====== FRAGMENTO PARA LEER
Se sabía que la vice no iba a proclamar a ningún candidato. Sin embargo, la disposición del escenario permitió sacar algunas conclusiones que los afiches que aparecieron inmediatamente después del acto, donde se la ve junto a Eduardo “Wado” de Pedro, confirman que es el “hijo de la generación diezmada”, favorito de la vice. Desde el Patria, se animan a repetir lo que parece una realidad “ella eligió morir en la propia, con las botas puestas y rodeada de los suyos”. Y al mismo tiempo advirtieron: “Cuidado que si dentro de Juntos por el Cambio se siguen sacando los ojos y jugando para nosotros, puede pasar cualquier cosa”.
La referencia no es errónea. Las peleas, los pases de factura y las mezquindades de la oposición han convertido –lo que hace seis meses era una victoria segura– en una elección con final abierto. La polarización ha dejado de existir en cuanto a la intención de voto. La irrupción de los libertarios sigue siendo una variable que, aunque difícil de predecir en su anclaje final en la realidad, le quita votos y previsibilidad a casi todos.
============
====== LÍNEAS PROPORCIONADAS
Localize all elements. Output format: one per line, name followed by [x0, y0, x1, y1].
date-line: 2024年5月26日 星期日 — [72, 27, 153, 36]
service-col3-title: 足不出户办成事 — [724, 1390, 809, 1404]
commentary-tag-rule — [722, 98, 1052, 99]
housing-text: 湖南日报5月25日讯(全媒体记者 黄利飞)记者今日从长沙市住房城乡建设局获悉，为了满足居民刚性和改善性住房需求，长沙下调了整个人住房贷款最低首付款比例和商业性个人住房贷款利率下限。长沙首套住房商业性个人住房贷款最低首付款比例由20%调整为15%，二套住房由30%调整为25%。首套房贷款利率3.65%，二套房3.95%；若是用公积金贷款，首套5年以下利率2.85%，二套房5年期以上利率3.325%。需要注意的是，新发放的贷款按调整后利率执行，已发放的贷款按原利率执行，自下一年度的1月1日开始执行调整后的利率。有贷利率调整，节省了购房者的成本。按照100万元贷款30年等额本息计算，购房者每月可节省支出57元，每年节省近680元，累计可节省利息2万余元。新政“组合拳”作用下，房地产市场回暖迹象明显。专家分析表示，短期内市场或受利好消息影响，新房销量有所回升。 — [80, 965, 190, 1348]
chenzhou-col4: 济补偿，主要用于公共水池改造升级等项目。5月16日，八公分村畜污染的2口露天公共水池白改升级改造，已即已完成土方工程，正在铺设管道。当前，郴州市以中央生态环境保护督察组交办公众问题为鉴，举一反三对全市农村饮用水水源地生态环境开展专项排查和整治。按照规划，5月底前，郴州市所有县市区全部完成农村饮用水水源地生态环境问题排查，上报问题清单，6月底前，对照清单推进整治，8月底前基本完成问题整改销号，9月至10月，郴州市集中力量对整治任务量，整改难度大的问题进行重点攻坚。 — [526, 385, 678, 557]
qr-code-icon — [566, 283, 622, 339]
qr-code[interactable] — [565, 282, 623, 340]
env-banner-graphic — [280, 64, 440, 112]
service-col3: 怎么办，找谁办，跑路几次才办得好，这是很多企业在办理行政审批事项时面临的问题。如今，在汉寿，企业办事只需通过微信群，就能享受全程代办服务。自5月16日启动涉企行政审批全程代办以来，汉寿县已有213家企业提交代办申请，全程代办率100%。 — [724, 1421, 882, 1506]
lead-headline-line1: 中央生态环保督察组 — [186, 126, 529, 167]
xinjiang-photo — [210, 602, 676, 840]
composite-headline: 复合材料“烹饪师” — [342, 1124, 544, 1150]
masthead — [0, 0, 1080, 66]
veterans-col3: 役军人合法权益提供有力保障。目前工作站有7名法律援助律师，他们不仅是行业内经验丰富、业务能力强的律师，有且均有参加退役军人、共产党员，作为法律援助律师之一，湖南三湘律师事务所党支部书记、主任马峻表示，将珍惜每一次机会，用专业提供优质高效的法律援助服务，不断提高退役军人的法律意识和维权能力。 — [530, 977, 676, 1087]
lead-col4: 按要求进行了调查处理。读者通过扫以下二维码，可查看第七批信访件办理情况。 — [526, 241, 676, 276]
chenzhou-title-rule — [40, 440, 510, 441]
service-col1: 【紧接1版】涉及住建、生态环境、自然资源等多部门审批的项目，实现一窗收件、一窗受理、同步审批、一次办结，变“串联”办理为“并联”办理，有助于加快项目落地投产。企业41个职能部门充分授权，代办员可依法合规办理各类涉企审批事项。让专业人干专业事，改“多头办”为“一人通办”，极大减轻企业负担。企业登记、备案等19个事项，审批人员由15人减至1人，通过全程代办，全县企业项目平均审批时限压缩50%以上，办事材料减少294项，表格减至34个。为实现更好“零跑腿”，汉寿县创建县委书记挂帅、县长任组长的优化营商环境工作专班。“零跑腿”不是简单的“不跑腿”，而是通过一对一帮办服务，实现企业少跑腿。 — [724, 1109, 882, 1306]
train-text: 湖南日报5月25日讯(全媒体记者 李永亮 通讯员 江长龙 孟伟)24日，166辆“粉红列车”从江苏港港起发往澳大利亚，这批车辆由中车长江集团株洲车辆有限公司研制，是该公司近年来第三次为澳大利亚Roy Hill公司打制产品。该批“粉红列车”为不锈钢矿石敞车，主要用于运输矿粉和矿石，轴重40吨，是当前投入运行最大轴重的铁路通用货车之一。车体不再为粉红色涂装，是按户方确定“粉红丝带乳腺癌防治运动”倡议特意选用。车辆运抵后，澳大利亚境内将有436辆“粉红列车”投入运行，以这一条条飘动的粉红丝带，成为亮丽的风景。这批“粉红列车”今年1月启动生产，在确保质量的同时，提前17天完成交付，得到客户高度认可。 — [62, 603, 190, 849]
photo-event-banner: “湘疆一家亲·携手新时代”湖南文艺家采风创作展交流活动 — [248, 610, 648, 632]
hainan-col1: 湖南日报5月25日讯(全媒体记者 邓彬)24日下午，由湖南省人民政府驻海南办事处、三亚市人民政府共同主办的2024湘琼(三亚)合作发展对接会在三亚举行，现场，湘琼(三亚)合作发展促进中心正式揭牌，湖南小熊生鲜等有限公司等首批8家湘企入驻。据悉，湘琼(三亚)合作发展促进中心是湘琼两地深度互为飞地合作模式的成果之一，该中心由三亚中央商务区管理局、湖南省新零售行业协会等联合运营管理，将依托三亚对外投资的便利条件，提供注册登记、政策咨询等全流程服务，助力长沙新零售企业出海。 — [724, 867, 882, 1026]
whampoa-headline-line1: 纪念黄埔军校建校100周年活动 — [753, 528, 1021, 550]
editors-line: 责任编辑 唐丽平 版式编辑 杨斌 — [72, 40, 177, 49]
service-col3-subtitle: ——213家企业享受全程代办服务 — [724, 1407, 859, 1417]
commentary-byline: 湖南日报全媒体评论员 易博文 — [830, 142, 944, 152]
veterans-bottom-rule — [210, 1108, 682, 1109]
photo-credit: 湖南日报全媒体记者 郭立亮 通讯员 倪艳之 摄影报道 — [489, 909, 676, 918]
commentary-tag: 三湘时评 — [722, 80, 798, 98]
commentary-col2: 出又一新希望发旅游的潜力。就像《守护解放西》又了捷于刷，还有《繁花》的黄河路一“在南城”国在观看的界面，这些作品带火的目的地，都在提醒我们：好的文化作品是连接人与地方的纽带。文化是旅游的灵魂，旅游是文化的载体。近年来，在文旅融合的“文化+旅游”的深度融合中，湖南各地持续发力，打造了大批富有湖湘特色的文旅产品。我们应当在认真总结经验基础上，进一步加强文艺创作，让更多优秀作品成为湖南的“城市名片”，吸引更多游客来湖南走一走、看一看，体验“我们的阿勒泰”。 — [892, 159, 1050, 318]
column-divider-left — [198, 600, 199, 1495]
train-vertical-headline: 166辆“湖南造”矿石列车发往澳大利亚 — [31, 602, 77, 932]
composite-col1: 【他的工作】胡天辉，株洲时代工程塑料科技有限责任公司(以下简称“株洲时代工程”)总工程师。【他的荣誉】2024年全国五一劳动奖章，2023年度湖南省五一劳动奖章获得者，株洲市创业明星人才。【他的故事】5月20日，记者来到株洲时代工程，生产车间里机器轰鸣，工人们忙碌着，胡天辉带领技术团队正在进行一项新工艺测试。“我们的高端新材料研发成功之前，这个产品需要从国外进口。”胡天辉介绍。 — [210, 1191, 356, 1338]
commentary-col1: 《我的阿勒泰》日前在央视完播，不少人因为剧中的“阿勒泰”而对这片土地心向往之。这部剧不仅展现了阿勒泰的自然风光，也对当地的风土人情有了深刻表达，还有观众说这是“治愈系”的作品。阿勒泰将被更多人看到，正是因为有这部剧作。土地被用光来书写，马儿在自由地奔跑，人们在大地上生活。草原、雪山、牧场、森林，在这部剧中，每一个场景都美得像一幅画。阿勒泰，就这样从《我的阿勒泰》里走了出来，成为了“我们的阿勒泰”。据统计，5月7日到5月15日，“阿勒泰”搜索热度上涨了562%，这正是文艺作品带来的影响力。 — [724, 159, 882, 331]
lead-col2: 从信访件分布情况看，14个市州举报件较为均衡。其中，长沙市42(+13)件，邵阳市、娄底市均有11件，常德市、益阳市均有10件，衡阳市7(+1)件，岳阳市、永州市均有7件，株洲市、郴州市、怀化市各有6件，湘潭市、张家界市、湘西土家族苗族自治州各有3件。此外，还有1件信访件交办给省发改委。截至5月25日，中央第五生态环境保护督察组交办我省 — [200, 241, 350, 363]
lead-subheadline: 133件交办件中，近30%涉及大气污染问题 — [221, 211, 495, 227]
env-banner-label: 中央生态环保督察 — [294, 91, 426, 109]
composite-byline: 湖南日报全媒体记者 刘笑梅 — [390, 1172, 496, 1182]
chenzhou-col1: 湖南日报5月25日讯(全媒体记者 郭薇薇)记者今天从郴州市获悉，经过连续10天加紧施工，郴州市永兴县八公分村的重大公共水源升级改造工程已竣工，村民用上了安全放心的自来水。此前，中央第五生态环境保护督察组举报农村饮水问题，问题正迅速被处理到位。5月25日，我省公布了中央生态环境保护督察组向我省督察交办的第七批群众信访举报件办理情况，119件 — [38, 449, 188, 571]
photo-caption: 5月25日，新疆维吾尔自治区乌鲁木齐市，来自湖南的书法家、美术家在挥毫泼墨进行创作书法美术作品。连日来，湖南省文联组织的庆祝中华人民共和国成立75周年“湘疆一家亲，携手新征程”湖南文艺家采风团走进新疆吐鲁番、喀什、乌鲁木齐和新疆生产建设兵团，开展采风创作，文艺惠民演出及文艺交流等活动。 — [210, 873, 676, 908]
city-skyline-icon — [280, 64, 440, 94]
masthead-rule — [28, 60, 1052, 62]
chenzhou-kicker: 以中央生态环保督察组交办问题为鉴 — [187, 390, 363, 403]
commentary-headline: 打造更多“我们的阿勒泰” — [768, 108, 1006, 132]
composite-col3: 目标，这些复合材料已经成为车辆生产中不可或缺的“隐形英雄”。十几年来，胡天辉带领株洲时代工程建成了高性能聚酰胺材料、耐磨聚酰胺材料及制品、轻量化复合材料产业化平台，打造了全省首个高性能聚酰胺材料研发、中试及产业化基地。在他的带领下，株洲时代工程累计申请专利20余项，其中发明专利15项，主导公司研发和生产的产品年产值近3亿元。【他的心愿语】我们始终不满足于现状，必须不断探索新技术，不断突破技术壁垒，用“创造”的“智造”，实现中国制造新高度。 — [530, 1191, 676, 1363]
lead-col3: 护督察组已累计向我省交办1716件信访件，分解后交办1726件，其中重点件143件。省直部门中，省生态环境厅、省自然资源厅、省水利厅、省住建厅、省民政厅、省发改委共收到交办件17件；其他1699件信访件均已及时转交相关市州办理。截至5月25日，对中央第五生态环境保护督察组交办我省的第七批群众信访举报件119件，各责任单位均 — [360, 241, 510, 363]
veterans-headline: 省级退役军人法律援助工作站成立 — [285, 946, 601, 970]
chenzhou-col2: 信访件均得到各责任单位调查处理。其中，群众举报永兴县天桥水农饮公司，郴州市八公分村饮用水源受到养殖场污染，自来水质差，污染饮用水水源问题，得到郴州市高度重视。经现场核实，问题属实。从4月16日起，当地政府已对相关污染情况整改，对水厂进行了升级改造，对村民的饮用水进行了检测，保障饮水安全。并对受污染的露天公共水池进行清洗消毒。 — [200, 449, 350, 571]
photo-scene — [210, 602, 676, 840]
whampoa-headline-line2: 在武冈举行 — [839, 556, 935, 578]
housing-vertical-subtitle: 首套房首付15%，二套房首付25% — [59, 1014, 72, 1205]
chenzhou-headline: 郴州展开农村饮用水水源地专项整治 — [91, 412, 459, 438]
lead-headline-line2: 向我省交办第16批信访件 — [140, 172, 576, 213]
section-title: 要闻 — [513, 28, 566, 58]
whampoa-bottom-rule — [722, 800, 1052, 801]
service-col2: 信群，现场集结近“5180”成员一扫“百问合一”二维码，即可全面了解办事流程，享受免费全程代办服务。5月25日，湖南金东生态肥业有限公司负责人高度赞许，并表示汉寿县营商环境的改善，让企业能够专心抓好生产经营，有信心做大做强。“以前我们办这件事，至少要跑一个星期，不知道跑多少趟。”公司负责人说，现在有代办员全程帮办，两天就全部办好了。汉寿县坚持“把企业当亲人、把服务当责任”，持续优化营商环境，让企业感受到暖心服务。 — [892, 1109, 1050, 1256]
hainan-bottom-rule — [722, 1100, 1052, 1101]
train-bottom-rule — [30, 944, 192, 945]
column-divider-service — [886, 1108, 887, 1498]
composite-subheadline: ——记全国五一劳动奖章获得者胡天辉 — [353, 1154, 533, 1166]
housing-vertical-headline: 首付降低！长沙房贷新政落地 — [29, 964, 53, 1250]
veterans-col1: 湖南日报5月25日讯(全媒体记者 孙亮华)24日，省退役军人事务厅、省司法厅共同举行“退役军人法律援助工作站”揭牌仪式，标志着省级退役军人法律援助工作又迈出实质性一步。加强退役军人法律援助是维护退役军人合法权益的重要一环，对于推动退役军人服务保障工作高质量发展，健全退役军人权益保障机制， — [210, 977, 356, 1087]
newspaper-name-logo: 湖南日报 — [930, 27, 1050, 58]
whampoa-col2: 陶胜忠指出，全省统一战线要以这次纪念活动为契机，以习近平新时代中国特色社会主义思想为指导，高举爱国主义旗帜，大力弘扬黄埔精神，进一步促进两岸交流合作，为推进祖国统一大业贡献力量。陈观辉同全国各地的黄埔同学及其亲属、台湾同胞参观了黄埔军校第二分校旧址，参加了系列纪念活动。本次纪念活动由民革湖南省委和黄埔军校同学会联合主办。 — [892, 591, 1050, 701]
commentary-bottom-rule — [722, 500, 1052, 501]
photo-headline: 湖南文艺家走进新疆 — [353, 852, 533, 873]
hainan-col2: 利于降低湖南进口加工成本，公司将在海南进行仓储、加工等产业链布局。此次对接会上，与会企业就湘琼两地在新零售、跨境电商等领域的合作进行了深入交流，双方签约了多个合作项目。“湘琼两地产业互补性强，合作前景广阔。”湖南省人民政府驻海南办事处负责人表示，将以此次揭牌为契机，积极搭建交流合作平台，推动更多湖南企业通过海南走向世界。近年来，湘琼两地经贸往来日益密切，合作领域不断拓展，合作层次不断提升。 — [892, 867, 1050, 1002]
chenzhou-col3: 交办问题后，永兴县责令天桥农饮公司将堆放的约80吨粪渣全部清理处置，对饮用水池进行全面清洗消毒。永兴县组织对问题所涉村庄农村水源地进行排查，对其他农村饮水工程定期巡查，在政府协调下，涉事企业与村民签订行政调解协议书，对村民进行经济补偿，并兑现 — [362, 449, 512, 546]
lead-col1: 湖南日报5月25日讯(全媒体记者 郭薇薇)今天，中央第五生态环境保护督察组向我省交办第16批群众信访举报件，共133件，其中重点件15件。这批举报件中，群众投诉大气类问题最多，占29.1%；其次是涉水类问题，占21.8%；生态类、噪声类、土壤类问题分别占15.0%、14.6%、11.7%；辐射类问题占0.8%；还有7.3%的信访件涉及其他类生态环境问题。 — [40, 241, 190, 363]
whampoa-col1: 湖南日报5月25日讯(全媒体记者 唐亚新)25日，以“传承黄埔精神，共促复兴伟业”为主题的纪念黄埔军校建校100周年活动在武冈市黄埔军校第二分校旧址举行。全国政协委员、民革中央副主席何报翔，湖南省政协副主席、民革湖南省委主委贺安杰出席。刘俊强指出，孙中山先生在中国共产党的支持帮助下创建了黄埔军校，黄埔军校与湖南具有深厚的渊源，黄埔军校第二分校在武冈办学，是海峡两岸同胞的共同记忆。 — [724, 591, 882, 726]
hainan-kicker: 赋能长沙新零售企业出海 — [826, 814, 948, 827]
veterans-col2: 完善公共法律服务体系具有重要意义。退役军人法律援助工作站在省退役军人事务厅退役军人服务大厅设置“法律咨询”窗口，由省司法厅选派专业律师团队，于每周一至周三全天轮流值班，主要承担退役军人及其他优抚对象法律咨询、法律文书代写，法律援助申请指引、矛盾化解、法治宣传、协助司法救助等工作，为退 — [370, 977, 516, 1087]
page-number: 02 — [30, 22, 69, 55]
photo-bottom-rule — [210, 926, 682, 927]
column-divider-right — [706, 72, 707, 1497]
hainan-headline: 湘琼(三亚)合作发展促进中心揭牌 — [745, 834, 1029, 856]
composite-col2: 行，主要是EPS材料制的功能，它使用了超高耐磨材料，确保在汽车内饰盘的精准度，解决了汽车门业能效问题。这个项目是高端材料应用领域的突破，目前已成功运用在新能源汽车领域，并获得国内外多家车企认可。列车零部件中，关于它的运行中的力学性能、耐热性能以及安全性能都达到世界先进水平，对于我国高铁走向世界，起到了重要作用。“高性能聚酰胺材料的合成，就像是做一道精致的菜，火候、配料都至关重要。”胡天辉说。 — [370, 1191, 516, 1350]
============
## [TAREA 1]
Conteste con base en el fragmento sobre la política argentina:
(a) ¿Junto a quién aparece la vice en los afiches que surgieron inmediatamente después del acto?
(b) ¿Qué era hace seis meses lo que ahora se ha convertido en una elección con final abierto?
(c) ¿Qué les quita a casi todos la irrupción de los libertarios?
## [TAREA 2]
Devuelva sin cambios el pasaje del fragmento sobre la política argentina comprendido entre "La referencia no" y "a casi todos.", ambos incluidos.
Las líneas provienen de una fuente distinta a la del fragmento.

## [RESPUESTA 1]
(a) Junto a Eduardo “Wado” de Pedro.
(b) Una victoria segura.
(c) Votos y previsibilidad.

## [RESPUESTA 2]
La referencia no es errónea. Las peleas, los pases de factura y las mezquindades de la oposición han convertido –lo que hace seis meses era una victoria segura– en una elección con final abierto. La polarización ha dejado de existir en cuanto a la intención de voto. La irrupción de los libertarios sigue siendo una variable que, aunque difícil de predecir en su anclaje final en la realidad, le quita votos y previsibilidad a casi todos.